#### Entries shown

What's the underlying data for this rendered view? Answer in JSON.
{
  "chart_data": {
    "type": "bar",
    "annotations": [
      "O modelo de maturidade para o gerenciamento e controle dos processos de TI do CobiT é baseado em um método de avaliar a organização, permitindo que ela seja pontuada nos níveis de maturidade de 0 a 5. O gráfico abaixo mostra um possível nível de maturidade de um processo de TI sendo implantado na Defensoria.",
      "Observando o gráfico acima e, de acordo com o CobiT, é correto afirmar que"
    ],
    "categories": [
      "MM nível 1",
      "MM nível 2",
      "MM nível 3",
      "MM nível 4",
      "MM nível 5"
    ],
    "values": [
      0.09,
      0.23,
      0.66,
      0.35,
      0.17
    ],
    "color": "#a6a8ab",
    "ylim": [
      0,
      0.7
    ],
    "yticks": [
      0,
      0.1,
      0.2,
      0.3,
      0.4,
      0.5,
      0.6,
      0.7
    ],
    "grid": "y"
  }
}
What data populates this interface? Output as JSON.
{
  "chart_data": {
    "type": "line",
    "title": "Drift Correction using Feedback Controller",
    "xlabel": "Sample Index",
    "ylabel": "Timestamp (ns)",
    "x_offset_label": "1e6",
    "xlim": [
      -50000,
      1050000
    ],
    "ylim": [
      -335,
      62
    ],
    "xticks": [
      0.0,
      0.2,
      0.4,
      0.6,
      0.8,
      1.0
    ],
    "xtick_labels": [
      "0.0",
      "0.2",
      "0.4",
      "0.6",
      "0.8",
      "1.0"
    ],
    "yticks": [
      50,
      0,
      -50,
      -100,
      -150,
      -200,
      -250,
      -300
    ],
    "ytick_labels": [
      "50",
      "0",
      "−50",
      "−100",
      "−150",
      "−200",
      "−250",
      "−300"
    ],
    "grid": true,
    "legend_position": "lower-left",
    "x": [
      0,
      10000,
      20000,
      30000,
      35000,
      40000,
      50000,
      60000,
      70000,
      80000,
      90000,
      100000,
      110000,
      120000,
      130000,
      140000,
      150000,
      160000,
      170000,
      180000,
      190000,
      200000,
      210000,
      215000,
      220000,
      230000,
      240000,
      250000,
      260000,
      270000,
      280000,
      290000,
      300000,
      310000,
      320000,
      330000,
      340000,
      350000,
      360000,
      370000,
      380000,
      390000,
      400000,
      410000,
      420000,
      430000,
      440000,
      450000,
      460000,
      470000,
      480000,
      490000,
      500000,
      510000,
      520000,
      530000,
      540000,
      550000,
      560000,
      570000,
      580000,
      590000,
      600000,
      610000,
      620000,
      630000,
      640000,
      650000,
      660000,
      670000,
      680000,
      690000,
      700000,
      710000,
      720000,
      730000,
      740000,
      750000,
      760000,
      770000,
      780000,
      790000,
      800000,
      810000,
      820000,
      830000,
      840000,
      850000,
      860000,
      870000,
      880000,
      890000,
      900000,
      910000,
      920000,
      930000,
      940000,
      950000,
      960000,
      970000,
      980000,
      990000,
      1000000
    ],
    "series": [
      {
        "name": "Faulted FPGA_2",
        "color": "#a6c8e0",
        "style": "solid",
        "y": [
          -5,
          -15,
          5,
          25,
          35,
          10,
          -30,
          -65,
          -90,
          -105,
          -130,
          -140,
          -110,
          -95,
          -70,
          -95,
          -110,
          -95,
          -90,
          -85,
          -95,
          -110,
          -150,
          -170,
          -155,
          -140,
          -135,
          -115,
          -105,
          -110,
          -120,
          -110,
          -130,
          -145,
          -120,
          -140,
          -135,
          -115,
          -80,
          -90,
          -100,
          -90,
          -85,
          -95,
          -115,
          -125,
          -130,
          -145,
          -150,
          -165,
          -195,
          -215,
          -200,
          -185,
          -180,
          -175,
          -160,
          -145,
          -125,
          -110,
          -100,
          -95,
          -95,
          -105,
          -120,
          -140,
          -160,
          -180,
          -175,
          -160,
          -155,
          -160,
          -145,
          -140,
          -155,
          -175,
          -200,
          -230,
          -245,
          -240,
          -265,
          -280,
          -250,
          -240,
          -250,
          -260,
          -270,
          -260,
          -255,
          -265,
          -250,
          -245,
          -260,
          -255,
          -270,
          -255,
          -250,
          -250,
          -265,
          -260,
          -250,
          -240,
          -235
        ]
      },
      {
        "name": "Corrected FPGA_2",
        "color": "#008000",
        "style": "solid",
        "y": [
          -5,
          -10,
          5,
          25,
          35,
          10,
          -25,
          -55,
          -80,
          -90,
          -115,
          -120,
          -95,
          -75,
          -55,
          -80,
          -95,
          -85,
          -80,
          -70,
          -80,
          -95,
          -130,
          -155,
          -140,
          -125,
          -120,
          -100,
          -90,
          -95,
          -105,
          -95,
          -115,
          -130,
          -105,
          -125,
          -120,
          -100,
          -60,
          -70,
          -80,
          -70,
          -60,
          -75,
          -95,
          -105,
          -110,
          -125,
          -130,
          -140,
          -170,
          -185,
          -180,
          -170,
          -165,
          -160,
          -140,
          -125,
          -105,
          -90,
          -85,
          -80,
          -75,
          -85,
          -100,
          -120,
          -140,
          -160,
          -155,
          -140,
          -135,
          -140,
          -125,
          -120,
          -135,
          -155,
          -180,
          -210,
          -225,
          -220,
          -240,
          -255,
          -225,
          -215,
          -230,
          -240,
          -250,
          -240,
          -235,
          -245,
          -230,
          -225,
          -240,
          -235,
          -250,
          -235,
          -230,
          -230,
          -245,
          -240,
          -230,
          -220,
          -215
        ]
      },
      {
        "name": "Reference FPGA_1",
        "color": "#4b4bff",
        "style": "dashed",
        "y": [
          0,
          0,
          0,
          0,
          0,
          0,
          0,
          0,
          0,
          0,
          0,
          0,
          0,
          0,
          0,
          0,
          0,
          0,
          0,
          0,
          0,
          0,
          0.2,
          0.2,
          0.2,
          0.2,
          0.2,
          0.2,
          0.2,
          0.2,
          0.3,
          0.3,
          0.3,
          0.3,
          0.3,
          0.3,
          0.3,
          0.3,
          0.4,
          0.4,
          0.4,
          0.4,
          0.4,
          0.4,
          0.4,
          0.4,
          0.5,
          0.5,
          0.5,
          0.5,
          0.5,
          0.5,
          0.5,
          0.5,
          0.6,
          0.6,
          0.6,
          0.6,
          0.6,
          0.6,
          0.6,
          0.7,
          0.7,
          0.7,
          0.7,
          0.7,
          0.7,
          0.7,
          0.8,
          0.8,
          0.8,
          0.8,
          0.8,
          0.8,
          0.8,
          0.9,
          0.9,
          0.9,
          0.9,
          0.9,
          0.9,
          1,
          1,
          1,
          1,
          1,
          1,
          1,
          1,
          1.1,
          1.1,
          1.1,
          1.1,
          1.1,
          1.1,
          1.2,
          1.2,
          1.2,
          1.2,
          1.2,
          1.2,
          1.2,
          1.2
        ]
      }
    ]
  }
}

#### Written task
Write out the whole listing again. Match it word for word.

#### Solution to the exercise
What's the underlying data for this rendered view? Answer in JSON.
{
  "chart_data": {
    "type": "bar",
    "annotations": [
      "O modelo de maturidade para o gerenciamento e controle dos processos de TI do CobiT é baseado em um método de avaliar a organização, permitindo que ela seja pontuada nos níveis de maturidade de 0 a 5. O gráfico abaixo mostra um possível nível de maturidade de um processo de TI sendo implantado na Defensoria.",
      "Observando o gráfico acima e, de acordo com o CobiT, é correto afirmar que"
    ],
    "categories": [
      "MM nível 1",
      "MM nível 2",
      "MM nível 3",
      "MM nível 4",
      "MM nível 5"
    ],
    "values": [
      0.09,
      0.23,
      0.66,
      0.35,
      0.17
    ],
    "color": "#a6a8ab",
    "ylim": [
      0,
      0.7
    ],
    "yticks": [
      0,
      0.1,
      0.2,
      0.3,
      0.4,
      0.5,
      0.6,
      0.7
    ],
    "grid": "y"
  }
}
What data populates this interface? Output as JSON.
{
  "chart_data": {
    "type": "line",
    "title": "Drift Correction using Feedback Controller",
    "xlabel": "Sample Index",
    "ylabel": "Timestamp (ns)",
    "x_offset_label": "1e6",
    "xlim": [
      -50000,
      1050000
    ],
    "ylim": [
      -335,
      62
    ],
    "xticks": [
      0.0,
      0.2,
      0.4,
      0.6,
      0.8,
      1.0
    ],
    "xtick_labels": [
      "0.0",
      "0.2",
      "0.4",
      "0.6",
      "0.8",
      "1.0"
    ],
    "yticks": [
      50,
      0,
      -50,
      -100,
      -150,
      -200,
      -250,
      -300
    ],
    "ytick_labels": [
      "50",
      "0",
      "−50",
      "−100",
      "−150",
      "−200",
      "−250",
      "−300"
    ],
    "grid": true,
    "legend_position": "lower-left",
    "x": [
      0,
      10000,
      20000,
      30000,
      35000,
      40000,
      50000,
      60000,
      70000,
      80000,
      90000,
      100000,
      110000,
      120000,
      130000,
      140000,
      150000,
      160000,
      170000,
      180000,
      190000,
      200000,
      210000,
      215000,
      220000,
      230000,
      240000,
      250000,
      260000,
      270000,
      280000,
      290000,
      300000,
      310000,
      320000,
      330000,
      340000,
      350000,
      360000,
      370000,
      380000,
      390000,
      400000,
      410000,
      420000,
      430000,
      440000,
      450000,
      460000,
      470000,
      480000,
      490000,
      500000,
      510000,
      520000,
      530000,
      540000,
      550000,
      560000,
      570000,
      580000,
      590000,
      600000,
      610000,
      620000,
      630000,
      640000,
      650000,
      660000,
      670000,
      680000,
      690000,
      700000,
      710000,
      720000,
      730000,
      740000,
      750000,
      760000,
      770000,
      780000,
      790000,
      800000,
      810000,
      820000,
      830000,
      840000,
      850000,
      860000,
      870000,
      880000,
      890000,
      900000,
      910000,
      920000,
      930000,
      940000,
      950000,
      960000,
      970000,
      980000,
      990000,
      1000000
    ],
    "series": [
      {
        "name": "Faulted FPGA_2",
        "color": "#a6c8e0",
        "style": "solid",
        "y": [
          -5,
          -15,
          5,
          25,
          35,
          10,
          -30,
          -65,
          -90,
          -105,
          -130,
          -140,
          -110,
          -95,
          -70,
          -95,
          -110,
          -95,
          -90,
          -85,
          -95,
          -110,
          -150,
          -170,
          -155,
          -140,
          -135,
          -115,
          -105,
          -110,
          -120,
          -110,
          -130,
          -145,
          -120,
          -140,
          -135,
          -115,
          -80,
          -90,
          -100,
          -90,
          -85,
          -95,
          -115,
          -125,
          -130,
          -145,
          -150,
          -165,
          -195,
          -215,
          -200,
          -185,
          -180,
          -175,
          -160,
          -145,
          -125,
          -110,
          -100,
          -95,
          -95,
          -105,
          -120,
          -140,
          -160,
          -180,
          -175,
          -160,
          -155,
          -160,
          -145,
          -140,
          -155,
          -175,
          -200,
          -230,
          -245,
          -240,
          -265,
          -280,
          -250,
          -240,
          -250,
          -260,
          -270,
          -260,
          -255,
          -265,
          -250,
          -245,
          -260,
          -255,
          -270,
          -255,
          -250,
          -250,
          -265,
          -260,
          -250,
          -240,
          -235
        ]
      },
      {
        "name": "Corrected FPGA_2",
        "color": "#008000",
        "style": "solid",
        "y": [
          -5,
          -10,
          5,
          25,
          35,
          10,
          -25,
          -55,
          -80,
          -90,
          -115,
          -120,
          -95,
          -75,
          -55,
          -80,
          -95,
          -85,
          -80,
          -70,
          -80,
          -95,
          -130,
          -155,
          -140,
          -125,
          -120,
          -100,
          -90,
          -95,
          -105,
          -95,
          -115,
          -130,
          -105,
          -125,
          -120,
          -100,
          -60,
          -70,
          -80,
          -70,
          -60,
          -75,
          -95,
          -105,
          -110,
          -125,
          -130,
          -140,
          -170,
          -185,
          -180,
          -170,
          -165,
          -160,
          -140,
          -125,
          -105,
          -90,
          -85,
          -80,
          -75,
          -85,
          -100,
          -120,
          -140,
          -160,
          -155,
          -140,
          -135,
          -140,
          -125,
          -120,
          -135,
          -155,
          -180,
          -210,
          -225,
          -220,
          -240,
          -255,
          -225,
          -215,
          -230,
          -240,
          -250,
          -240,
          -235,
          -245,
          -230,
          -225,
          -240,
          -235,
          -250,
          -235,
          -230,
          -230,
          -245,
          -240,
          -230,
          -220,
          -215
        ]
      },
      {
        "name": "Reference FPGA_1",
        "color": "#4b4bff",
        "style": "dashed",
        "y": [
          0,
          0,
          0,
          0,
          0,
          0,
          0,
          0,
          0,
          0,
          0,
          0,
          0,
          0,
          0,
          0,
          0,
          0,
          0,
          0,
          0,
          0,
          0.2,
          0.2,
          0.2,
          0.2,
          0.2,
          0.2,
          0.2,
          0.2,
          0.3,
          0.3,
          0.3,
          0.3,
          0.3,
          0.3,
          0.3,
          0.3,
          0.4,
          0.4,
          0.4,
          0.4,
          0.4,
          0.4,
          0.4,
          0.4,
          0.5,
          0.5,
          0.5,
          0.5,
          0.5,
          0.5,
          0.5,
          0.5,
          0.6,
          0.6,
          0.6,
          0.6,
          0.6,
          0.6,
          0.6,
          0.7,
          0.7,
          0.7,
          0.7,
          0.7,
          0.7,
          0.7,
          0.8,
          0.8,
          0.8,
          0.8,
          0.8,
          0.8,
          0.8,
          0.9,
          0.9,
          0.9,
          0.9,
          0.9,
          0.9,
          1,
          1,
          1,
          1,
          1,
          1,
          1,
          1,
          1.1,
          1.1,
          1.1,
          1.1,
          1.1,
          1.1,
          1.2,
          1.2,
          1.2,
          1.2,
          1.2,
          1.2,
          1.2,
          1.2
        ]
      }
    ]
  }
}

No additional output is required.